Stored dataset items
*-*-*

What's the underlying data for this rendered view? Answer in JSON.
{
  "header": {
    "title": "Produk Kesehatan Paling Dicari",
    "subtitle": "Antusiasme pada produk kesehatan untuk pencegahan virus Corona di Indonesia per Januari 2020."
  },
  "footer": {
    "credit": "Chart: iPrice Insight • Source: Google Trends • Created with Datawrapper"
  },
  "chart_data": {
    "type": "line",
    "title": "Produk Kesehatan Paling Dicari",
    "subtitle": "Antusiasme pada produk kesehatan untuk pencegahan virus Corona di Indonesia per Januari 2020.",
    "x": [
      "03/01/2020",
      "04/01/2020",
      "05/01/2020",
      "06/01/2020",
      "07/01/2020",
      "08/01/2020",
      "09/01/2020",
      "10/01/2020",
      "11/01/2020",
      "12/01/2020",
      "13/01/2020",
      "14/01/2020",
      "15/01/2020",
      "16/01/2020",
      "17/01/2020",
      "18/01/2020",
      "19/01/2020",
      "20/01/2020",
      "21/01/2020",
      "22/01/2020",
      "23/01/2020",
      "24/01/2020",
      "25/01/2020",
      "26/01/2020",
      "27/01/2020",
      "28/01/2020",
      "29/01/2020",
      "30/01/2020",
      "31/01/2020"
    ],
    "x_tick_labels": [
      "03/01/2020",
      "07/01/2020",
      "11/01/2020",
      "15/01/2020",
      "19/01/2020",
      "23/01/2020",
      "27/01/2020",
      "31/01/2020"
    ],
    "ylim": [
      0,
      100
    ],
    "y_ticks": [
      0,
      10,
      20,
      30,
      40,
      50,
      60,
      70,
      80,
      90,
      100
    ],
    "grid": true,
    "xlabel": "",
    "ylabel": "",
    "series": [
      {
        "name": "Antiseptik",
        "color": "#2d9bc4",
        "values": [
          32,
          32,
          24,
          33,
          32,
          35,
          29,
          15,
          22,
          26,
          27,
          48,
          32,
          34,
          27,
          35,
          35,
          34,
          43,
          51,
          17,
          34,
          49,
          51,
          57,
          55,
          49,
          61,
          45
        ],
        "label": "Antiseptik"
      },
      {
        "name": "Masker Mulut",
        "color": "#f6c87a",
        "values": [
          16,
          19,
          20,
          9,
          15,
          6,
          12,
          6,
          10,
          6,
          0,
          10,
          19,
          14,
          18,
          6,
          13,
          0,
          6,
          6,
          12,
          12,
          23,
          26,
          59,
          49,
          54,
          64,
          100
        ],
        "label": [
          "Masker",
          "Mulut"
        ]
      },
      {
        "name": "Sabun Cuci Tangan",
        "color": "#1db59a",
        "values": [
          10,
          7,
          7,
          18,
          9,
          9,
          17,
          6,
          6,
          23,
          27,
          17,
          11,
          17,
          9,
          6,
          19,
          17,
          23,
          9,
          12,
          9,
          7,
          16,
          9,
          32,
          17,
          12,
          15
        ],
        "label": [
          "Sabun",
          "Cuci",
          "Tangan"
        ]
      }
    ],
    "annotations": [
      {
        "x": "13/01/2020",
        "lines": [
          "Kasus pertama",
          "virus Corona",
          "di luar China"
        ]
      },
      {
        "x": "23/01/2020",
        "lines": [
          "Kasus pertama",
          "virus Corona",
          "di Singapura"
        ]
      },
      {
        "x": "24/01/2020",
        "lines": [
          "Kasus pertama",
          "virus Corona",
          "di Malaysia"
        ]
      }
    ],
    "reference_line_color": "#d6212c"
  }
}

*-*-*

• What to produce
Filter the records above, keeping each line that contains the word "subtitle".

• Response
    "subtitle": "Antusiasme pada produk kesehatan untuk pencegahan virus Corona di Indonesia per Januari 2020."
    "subtitle": "Antusiasme pada produk kesehatan untuk pencegahan virus Corona di Indonesia per Januari 2020.",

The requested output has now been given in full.